> SET EXERCISE:
Write out each entry, exactly the way it appears.

═══ INPUT RECORDS

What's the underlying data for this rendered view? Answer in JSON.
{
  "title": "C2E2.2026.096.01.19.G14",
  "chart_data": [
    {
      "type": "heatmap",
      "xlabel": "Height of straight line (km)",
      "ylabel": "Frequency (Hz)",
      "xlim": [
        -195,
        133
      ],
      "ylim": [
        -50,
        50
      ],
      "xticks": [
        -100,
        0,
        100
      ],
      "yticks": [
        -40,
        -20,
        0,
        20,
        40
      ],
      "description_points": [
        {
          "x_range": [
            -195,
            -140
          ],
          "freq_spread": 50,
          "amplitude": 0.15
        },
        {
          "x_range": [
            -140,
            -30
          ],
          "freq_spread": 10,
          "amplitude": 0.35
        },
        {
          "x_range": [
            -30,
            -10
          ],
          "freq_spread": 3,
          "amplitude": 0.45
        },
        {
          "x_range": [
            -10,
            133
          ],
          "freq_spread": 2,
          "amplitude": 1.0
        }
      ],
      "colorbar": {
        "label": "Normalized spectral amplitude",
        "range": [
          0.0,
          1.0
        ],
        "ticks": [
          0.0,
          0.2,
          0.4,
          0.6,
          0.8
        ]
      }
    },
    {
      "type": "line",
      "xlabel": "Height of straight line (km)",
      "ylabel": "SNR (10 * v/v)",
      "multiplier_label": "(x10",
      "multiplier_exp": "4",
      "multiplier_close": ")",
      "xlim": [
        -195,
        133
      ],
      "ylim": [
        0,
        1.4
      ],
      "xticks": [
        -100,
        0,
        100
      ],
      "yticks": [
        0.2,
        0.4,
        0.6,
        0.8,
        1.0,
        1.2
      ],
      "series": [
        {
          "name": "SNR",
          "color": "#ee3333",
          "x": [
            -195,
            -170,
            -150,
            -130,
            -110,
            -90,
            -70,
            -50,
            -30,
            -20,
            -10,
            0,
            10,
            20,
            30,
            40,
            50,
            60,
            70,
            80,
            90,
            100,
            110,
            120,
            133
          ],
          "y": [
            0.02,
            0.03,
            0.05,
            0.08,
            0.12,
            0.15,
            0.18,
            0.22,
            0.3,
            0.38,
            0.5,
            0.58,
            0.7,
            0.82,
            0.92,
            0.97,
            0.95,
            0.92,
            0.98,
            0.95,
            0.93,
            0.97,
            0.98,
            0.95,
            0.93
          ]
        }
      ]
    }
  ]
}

══════

> THE REPLY:
What's the underlying data for this rendered view? Answer in JSON.
{
  "title": "C2E2.2026.096.01.19.G14",
  "chart_data": [
    {
      "type": "heatmap",
      "xlabel": "Height of straight line (km)",
      "ylabel": "Frequency (Hz)",
      "xlim": [
        -195,
        133
      ],
      "ylim": [
        -50,
        50
      ],
      "xticks": [
        -100,
        0,
        100
      ],
      "yticks": [
        -40,
        -20,
        0,
        20,
        40
      ],
      "description_points": [
        {
          "x_range": [
            -195,
            -140
          ],
          "freq_spread": 50,
          "amplitude": 0.15
        },
        {
          "x_range": [
            -140,
            -30
          ],
          "freq_spread": 10,
          "amplitude": 0.35
        },
        {
          "x_range": [
            -30,
            -10
          ],
          "freq_spread": 3,
          "amplitude": 0.45
        },
        {
          "x_range": [
            -10,
            133
          ],
          "freq_spread": 2,
          "amplitude": 1.0
        }
      ],
      "colorbar": {
        "label": "Normalized spectral amplitude",
        "range": [
          0.0,
          1.0
        ],
        "ticks": [
          0.0,
          0.2,
          0.4,
          0.6,
          0.8
        ]
      }
    },
    {
      "type": "line",
      "xlabel": "Height of straight line (km)",
      "ylabel": "SNR (10 * v/v)",
      "multiplier_label": "(x10",
      "multiplier_exp": "4",
      "multiplier_close": ")",
      "xlim": [
        -195,
        133
      ],
      "ylim": [
        0,
        1.4
      ],
      "xticks": [
        -100,
        0,
        100
      ],
      "yticks": [
        0.2,
        0.4,
        0.6,
        0.8,
        1.0,
        1.2
      ],
      "series": [
        {
          "name": "SNR",
          "color": "#ee3333",
          "x": [
            -195,
            -170,
            -150,
            -130,
            -110,
            -90,
            -70,
            -50,
            -30,
            -20,
            -10,
            0,
            10,
            20,
            30,
            40,
            50,
            60,
            70,
            80,
            90,
            100,
            110,
            120,
            133
          ],
          "y": [
            0.02,
            0.03,
            0.05,
            0.08,
            0.12,
            0.15,
            0.18,
            0.22,
            0.3,
            0.38,
            0.5,
            0.58,
            0.7,
            0.82,
            0.92,
            0.97,
            0.95,
            0.92,
            0.98,
            0.95,
            0.93,
            0.97,
            0.98,
            0.95,
            0.93
          ]
        }
      ]
    }
  ]
}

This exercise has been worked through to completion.